§ **INSTRUCTIONS TO FOLLOW**: Tally the lines holding "式管道基础" and state only that figure.

··········

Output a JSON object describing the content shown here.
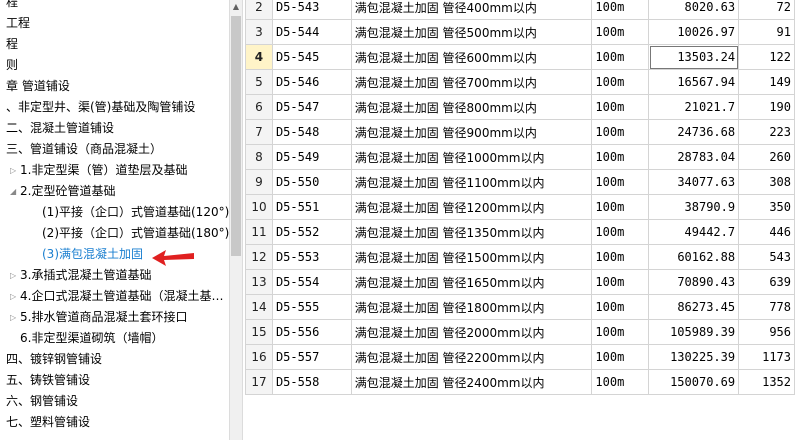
{
  "tree": {
    "items": [
      {
        "text": "程",
        "indent": 0,
        "toggle": ""
      },
      {
        "text": "工程",
        "indent": 0,
        "toggle": ""
      },
      {
        "text": "程",
        "indent": 0,
        "toggle": ""
      },
      {
        "text": "则",
        "indent": 0,
        "toggle": ""
      },
      {
        "text": "章 管道铺设",
        "indent": 0,
        "toggle": ""
      },
      {
        "text": "、非定型井、渠(管)基础及陶管铺设",
        "indent": 0,
        "toggle": ""
      },
      {
        "text": "二、混凝土管道铺设",
        "indent": 0,
        "toggle": ""
      },
      {
        "text": "三、管道铺设（商品混凝土）",
        "indent": 0,
        "toggle": ""
      },
      {
        "text": "1.非定型渠（管）道垫层及基础",
        "indent": 1,
        "toggle": "▷"
      },
      {
        "text": "2.定型砼管道基础",
        "indent": 1,
        "toggle": "◢"
      },
      {
        "text": "(1)平接（企口）式管道基础(120°)",
        "indent": 2,
        "toggle": ""
      },
      {
        "text": "(2)平接（企口）式管道基础(180°)",
        "indent": 2,
        "toggle": ""
      },
      {
        "text": "(3)满包混凝土加固",
        "indent": 2,
        "toggle": "",
        "selected": true
      },
      {
        "text": "3.承插式混凝土管道基础",
        "indent": 1,
        "toggle": "▷"
      },
      {
        "text": "4.企口式混凝土管道基础（混凝土基…",
        "indent": 1,
        "toggle": "▷"
      },
      {
        "text": "5.排水管道商品混凝土套环接口",
        "indent": 1,
        "toggle": "▷"
      },
      {
        "text": "6.非定型渠道砌筑（墙帽）",
        "indent": 1,
        "toggle": ""
      },
      {
        "text": "四、镀锌钢管铺设",
        "indent": 0,
        "toggle": ""
      },
      {
        "text": "五、铸铁管铺设",
        "indent": 0,
        "toggle": ""
      },
      {
        "text": "六、钢管铺设",
        "indent": 0,
        "toggle": ""
      },
      {
        "text": "七、塑料管铺设",
        "indent": 0,
        "toggle": ""
      }
    ]
  },
  "grid": {
    "rows": [
      {
        "n": "2",
        "code": "D5-543",
        "name": "满包混凝土加固 管径400mm以内",
        "unit": "100m",
        "price": "8020.63",
        "extra": "72"
      },
      {
        "n": "3",
        "code": "D5-544",
        "name": "满包混凝土加固 管径500mm以内",
        "unit": "100m",
        "price": "10026.97",
        "extra": "91"
      },
      {
        "n": "4",
        "code": "D5-545",
        "name": "满包混凝土加固 管径600mm以内",
        "unit": "100m",
        "price": "13503.24",
        "extra": "122",
        "active": true
      },
      {
        "n": "5",
        "code": "D5-546",
        "name": "满包混凝土加固 管径700mm以内",
        "unit": "100m",
        "price": "16567.94",
        "extra": "149"
      },
      {
        "n": "6",
        "code": "D5-547",
        "name": "满包混凝土加固 管径800mm以内",
        "unit": "100m",
        "price": "21021.7",
        "extra": "190"
      },
      {
        "n": "7",
        "code": "D5-548",
        "name": "满包混凝土加固 管径900mm以内",
        "unit": "100m",
        "price": "24736.68",
        "extra": "223"
      },
      {
        "n": "8",
        "code": "D5-549",
        "name": "满包混凝土加固 管径1000mm以内",
        "unit": "100m",
        "price": "28783.04",
        "extra": "260"
      },
      {
        "n": "9",
        "code": "D5-550",
        "name": "满包混凝土加固 管径1100mm以内",
        "unit": "100m",
        "price": "34077.63",
        "extra": "308"
      },
      {
        "n": "10",
        "code": "D5-551",
        "name": "满包混凝土加固 管径1200mm以内",
        "unit": "100m",
        "price": "38790.9",
        "extra": "350"
      },
      {
        "n": "11",
        "code": "D5-552",
        "name": "满包混凝土加固 管径1350mm以内",
        "unit": "100m",
        "price": "49442.7",
        "extra": "446"
      },
      {
        "n": "12",
        "code": "D5-553",
        "name": "满包混凝土加固 管径1500mm以内",
        "unit": "100m",
        "price": "60162.88",
        "extra": "543"
      },
      {
        "n": "13",
        "code": "D5-554",
        "name": "满包混凝土加固 管径1650mm以内",
        "unit": "100m",
        "price": "70890.43",
        "extra": "639"
      },
      {
        "n": "14",
        "code": "D5-555",
        "name": "满包混凝土加固 管径1800mm以内",
        "unit": "100m",
        "price": "86273.45",
        "extra": "778"
      },
      {
        "n": "15",
        "code": "D5-556",
        "name": "满包混凝土加固 管径2000mm以内",
        "unit": "100m",
        "price": "105989.39",
        "extra": "956"
      },
      {
        "n": "16",
        "code": "D5-557",
        "name": "满包混凝土加固 管径2200mm以内",
        "unit": "100m",
        "price": "130225.39",
        "extra": "1173"
      },
      {
        "n": "17",
        "code": "D5-558",
        "name": "满包混凝土加固 管径2400mm以内",
        "unit": "100m",
        "price": "150070.69",
        "extra": "1352"
      }
    ]
  },
  "colors": {
    "selected_text": "#1a7fd0",
    "annotation_arrow": "#e02020",
    "active_row_header": "#fff4c8"
  },
  "icons": {
    "collapsed": "triangle-right-icon",
    "expanded": "triangle-down-icon"
  }
}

··········

§ **THE SOLUTION**: 2